***** Data entries *****

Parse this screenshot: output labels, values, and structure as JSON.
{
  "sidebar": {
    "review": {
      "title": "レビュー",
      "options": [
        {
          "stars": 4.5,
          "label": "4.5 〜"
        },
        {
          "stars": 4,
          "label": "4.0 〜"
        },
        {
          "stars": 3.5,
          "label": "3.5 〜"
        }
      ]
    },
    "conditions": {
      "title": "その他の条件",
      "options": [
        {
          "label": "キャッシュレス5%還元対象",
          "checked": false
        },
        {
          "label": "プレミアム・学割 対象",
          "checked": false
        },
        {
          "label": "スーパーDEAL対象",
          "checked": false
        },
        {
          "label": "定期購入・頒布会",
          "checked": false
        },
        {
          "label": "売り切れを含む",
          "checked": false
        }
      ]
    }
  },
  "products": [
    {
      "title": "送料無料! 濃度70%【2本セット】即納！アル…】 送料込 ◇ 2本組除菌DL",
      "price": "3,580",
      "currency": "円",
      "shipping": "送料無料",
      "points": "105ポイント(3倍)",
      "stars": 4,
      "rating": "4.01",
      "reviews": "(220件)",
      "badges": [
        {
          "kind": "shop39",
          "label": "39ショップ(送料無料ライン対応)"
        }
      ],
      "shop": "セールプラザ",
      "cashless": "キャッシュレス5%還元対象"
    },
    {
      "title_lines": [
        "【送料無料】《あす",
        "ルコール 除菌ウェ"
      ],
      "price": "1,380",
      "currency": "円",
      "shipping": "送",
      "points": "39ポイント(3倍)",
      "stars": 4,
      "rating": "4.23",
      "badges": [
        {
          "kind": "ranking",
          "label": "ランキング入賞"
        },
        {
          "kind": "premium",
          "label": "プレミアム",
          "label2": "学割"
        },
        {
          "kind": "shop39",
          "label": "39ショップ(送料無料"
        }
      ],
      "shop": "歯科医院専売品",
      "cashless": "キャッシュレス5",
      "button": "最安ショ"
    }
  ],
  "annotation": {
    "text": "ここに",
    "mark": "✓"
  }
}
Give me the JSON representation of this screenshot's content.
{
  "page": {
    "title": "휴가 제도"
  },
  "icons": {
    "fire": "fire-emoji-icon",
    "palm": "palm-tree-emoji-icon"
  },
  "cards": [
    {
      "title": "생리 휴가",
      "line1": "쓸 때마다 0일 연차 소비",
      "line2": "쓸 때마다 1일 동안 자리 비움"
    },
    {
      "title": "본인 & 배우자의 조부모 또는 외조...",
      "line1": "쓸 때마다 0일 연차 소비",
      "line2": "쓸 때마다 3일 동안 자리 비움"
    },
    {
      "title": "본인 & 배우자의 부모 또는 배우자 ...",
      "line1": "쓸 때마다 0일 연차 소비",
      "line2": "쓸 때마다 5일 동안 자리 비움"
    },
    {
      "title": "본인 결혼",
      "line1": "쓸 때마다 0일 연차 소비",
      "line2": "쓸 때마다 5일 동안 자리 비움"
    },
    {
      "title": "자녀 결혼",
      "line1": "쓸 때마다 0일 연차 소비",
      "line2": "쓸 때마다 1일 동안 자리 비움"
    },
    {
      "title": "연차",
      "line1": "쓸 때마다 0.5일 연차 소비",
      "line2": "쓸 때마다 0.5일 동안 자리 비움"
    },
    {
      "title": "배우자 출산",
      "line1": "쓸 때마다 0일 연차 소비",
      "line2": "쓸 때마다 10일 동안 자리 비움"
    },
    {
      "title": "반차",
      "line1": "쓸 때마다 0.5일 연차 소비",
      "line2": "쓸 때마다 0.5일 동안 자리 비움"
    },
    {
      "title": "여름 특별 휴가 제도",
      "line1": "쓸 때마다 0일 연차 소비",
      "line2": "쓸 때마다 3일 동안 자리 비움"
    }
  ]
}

*****

Written request »
Extract every entry above as it appears.

Final result »
Parse this screenshot: output labels, values, and structure as JSON.
{
  "sidebar": {
    "review": {
      "title": "レビュー",
      "options": [
        {
          "stars": 4.5,
          "label": "4.5 〜"
        },
        {
          "stars": 4,
          "label": "4.0 〜"
        },
        {
          "stars": 3.5,
          "label": "3.5 〜"
        }
      ]
    },
    "conditions": {
      "title": "その他の条件",
      "options": [
        {
          "label": "キャッシュレス5%還元対象",
          "checked": false
        },
        {
          "label": "プレミアム・学割 対象",
          "checked": false
        },
        {
          "label": "スーパーDEAL対象",
          "checked": false
        },
        {
          "label": "定期購入・頒布会",
          "checked": false
        },
        {
          "label": "売り切れを含む",
          "checked": false
        }
      ]
    }
  },
  "products": [
    {
      "title": "送料無料! 濃度70%【2本セット】即納！アル…】 送料込 ◇ 2本組除菌DL",
      "price": "3,580",
      "currency": "円",
      "shipping": "送料無料",
      "points": "105ポイント(3倍)",
      "stars": 4,
      "rating": "4.01",
      "reviews": "(220件)",
      "badges": [
        {
          "kind": "shop39",
          "label": "39ショップ(送料無料ライン対応)"
        }
      ],
      "shop": "セールプラザ",
      "cashless": "キャッシュレス5%還元対象"
    },
    {
      "title_lines": [
        "【送料無料】《あす",
        "ルコール 除菌ウェ"
      ],
      "price": "1,380",
      "currency": "円",
      "shipping": "送",
      "points": "39ポイント(3倍)",
      "stars": 4,
      "rating": "4.23",
      "badges": [
        {
          "kind": "ranking",
          "label": "ランキング入賞"
        },
        {
          "kind": "premium",
          "label": "プレミアム",
          "label2": "学割"
        },
        {
          "kind": "shop39",
          "label": "39ショップ(送料無料"
        }
      ],
      "shop": "歯科医院専売品",
      "cashless": "キャッシュレス5",
      "button": "最安ショ"
    }
  ],
  "annotation": {
    "text": "ここに",
    "mark": "✓"
  }
}
Give me the JSON representation of this screenshot's content.
{
  "page": {
    "title": "휴가 제도"
  },
  "icons": {
    "fire": "fire-emoji-icon",
    "palm": "palm-tree-emoji-icon"
  },
  "cards": [
    {
      "title": "생리 휴가",
      "line1": "쓸 때마다 0일 연차 소비",
      "line2": "쓸 때마다 1일 동안 자리 비움"
    },
    {
      "title": "본인 & 배우자의 조부모 또는 외조...",
      "line1": "쓸 때마다 0일 연차 소비",
      "line2": "쓸 때마다 3일 동안 자리 비움"
    },
    {
      "title": "본인 & 배우자의 부모 또는 배우자 ...",
      "line1": "쓸 때마다 0일 연차 소비",
      "line2": "쓸 때마다 5일 동안 자리 비움"
    },
    {
      "title": "본인 결혼",
      "line1": "쓸 때마다 0일 연차 소비",
      "line2": "쓸 때마다 5일 동안 자리 비움"
    },
    {
      "title": "자녀 결혼",
      "line1": "쓸 때마다 0일 연차 소비",
      "line2": "쓸 때마다 1일 동안 자리 비움"
    },
    {
      "title": "연차",
      "line1": "쓸 때마다 0.5일 연차 소비",
      "line2": "쓸 때마다 0.5일 동안 자리 비움"
    },
    {
      "title": "배우자 출산",
      "line1": "쓸 때마다 0일 연차 소비",
      "line2": "쓸 때마다 10일 동안 자리 비움"
    },
    {
      "title": "반차",
      "line1": "쓸 때마다 0.5일 연차 소비",
      "line2": "쓸 때마다 0.5일 동안 자리 비움"
    },
    {
      "title": "여름 특별 휴가 제도",
      "line1": "쓸 때마다 0일 연차 소비",
      "line2": "쓸 때마다 3일 동안 자리 비움"
    }
  ]
}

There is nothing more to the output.